== The task ==
Among the entries below, count the lines that contain the word "Output". Write down only the total.
===== Input for this task
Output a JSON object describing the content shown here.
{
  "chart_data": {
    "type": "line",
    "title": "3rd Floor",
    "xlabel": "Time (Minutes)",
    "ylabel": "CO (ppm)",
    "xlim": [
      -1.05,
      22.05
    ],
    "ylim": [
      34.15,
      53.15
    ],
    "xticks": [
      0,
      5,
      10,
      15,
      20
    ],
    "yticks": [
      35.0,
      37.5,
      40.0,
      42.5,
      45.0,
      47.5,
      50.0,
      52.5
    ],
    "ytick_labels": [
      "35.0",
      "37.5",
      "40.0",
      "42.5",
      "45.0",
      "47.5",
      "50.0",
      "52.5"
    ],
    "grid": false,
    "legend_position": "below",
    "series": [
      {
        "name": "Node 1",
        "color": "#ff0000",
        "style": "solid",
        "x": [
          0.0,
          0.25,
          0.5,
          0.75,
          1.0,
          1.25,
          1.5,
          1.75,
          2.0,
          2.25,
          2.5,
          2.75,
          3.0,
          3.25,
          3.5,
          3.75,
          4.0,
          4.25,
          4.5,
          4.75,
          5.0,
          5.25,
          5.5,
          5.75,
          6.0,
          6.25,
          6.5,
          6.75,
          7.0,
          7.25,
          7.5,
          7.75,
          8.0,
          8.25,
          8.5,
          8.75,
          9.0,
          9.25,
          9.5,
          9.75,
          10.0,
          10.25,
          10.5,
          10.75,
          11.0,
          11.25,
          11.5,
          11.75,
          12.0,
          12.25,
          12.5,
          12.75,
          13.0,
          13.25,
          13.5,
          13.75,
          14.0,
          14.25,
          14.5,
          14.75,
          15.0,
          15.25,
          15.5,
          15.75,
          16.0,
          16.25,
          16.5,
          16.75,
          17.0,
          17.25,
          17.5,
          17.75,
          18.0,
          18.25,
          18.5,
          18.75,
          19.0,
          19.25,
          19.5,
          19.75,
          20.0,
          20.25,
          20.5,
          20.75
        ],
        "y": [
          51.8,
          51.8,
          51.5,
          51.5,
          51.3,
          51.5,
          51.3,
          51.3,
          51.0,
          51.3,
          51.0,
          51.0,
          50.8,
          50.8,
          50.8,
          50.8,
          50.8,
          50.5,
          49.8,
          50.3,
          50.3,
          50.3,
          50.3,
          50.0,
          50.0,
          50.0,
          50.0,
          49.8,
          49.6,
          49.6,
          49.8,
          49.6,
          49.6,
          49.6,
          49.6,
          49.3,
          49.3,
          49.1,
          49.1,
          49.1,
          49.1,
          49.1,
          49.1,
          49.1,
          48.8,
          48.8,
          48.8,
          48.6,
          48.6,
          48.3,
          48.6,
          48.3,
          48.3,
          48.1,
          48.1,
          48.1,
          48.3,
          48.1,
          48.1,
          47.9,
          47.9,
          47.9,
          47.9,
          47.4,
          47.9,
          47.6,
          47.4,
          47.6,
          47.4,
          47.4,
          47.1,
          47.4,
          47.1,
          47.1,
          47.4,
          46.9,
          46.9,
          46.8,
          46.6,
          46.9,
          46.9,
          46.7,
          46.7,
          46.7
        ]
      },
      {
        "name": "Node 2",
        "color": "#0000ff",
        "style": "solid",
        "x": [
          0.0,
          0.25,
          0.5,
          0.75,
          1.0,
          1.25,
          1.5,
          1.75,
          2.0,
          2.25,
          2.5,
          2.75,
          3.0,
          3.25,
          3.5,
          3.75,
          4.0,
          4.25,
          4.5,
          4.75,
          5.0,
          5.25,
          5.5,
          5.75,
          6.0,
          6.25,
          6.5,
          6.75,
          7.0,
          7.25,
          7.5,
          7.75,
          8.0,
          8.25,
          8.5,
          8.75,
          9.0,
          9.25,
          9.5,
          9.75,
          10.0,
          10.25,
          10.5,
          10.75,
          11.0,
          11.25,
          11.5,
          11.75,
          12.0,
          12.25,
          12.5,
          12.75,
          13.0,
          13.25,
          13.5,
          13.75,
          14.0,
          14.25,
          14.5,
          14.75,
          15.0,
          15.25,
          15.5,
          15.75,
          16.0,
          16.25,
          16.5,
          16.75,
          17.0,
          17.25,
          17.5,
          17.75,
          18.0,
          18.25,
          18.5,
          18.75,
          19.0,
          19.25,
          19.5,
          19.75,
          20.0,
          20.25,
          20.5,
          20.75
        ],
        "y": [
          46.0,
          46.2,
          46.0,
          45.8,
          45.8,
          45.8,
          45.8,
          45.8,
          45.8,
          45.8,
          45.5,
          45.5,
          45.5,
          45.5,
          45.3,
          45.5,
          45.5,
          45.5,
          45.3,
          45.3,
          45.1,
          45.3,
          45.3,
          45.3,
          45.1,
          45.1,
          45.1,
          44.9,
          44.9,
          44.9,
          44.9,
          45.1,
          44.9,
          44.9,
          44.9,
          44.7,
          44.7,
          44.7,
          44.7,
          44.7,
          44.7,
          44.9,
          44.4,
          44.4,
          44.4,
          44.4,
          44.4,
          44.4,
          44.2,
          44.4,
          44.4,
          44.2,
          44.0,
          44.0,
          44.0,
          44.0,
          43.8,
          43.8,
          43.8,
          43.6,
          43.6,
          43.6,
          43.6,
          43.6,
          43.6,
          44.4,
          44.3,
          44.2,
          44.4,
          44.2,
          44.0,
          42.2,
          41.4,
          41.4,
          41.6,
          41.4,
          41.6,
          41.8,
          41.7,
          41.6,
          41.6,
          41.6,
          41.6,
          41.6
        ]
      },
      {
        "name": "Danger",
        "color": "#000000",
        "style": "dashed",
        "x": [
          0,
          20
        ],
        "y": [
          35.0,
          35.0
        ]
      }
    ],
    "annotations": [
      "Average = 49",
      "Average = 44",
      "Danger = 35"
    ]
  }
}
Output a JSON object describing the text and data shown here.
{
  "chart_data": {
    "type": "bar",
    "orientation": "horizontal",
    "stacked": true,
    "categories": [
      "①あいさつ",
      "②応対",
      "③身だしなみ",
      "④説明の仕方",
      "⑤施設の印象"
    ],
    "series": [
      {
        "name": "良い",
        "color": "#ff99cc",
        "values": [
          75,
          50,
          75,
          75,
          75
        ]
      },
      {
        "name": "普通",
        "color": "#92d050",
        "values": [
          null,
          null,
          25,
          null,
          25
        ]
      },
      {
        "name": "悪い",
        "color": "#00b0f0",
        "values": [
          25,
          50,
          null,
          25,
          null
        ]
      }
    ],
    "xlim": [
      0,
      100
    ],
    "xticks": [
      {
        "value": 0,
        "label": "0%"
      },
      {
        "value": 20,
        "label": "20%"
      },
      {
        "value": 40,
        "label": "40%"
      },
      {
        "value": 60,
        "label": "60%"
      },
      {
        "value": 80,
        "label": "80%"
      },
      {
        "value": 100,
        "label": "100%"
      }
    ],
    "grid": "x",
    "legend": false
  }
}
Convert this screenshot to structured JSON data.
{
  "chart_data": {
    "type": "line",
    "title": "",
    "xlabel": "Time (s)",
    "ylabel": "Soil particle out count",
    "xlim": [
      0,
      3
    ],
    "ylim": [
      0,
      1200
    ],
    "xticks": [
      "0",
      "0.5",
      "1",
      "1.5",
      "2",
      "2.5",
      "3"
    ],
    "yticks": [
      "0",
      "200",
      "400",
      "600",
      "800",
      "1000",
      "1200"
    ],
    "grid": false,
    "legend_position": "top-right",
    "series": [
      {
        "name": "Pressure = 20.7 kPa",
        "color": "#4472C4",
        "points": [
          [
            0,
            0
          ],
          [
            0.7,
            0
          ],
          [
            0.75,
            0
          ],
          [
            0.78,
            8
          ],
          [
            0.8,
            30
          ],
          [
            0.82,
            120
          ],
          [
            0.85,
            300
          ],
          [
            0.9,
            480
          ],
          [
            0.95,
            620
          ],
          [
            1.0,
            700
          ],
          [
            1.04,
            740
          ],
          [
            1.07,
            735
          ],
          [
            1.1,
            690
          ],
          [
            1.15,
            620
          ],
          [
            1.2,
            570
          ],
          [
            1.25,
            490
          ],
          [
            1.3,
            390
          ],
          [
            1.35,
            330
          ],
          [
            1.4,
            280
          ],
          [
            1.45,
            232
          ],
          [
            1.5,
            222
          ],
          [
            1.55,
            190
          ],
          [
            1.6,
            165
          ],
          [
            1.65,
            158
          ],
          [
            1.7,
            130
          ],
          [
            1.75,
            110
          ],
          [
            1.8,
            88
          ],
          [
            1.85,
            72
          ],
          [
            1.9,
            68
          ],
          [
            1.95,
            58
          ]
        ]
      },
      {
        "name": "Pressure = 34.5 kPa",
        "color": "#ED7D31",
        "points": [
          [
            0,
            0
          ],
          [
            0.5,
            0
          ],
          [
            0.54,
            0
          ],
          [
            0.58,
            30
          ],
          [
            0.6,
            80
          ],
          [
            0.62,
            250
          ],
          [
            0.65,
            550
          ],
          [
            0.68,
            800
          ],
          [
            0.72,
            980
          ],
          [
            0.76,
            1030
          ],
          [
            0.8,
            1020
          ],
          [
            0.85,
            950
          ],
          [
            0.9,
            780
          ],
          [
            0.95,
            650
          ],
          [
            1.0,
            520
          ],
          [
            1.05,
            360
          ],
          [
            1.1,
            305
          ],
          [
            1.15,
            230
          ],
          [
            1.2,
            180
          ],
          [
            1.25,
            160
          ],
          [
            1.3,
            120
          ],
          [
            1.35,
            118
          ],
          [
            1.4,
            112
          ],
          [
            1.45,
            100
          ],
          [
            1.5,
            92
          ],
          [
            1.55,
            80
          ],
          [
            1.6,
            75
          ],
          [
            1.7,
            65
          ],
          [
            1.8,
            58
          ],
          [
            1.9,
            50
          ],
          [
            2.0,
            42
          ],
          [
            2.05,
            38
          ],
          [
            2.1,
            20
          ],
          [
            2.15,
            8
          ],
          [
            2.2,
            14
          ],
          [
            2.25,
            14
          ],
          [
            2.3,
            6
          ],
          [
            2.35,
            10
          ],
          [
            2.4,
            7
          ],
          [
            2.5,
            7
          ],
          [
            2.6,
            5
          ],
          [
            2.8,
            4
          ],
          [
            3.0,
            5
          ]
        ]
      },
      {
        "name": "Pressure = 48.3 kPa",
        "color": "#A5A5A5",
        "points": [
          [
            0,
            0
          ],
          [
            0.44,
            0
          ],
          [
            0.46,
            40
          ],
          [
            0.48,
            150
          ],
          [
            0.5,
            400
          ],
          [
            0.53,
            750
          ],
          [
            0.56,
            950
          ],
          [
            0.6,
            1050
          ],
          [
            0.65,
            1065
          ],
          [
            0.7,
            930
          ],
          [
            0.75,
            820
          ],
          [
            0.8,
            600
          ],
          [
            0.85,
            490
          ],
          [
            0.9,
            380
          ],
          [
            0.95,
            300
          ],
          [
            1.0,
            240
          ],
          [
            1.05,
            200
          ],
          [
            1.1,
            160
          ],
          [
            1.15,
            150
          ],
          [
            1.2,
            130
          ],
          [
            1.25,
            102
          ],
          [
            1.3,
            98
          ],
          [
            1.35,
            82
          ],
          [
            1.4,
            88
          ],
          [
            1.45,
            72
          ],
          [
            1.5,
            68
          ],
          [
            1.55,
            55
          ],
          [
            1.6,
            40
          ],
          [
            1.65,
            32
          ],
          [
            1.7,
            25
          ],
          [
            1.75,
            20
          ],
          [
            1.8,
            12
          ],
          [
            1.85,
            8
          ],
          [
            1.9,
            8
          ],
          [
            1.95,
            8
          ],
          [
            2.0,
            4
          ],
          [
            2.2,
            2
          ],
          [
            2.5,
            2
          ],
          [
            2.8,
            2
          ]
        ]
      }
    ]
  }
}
==========
== Correct response ==
2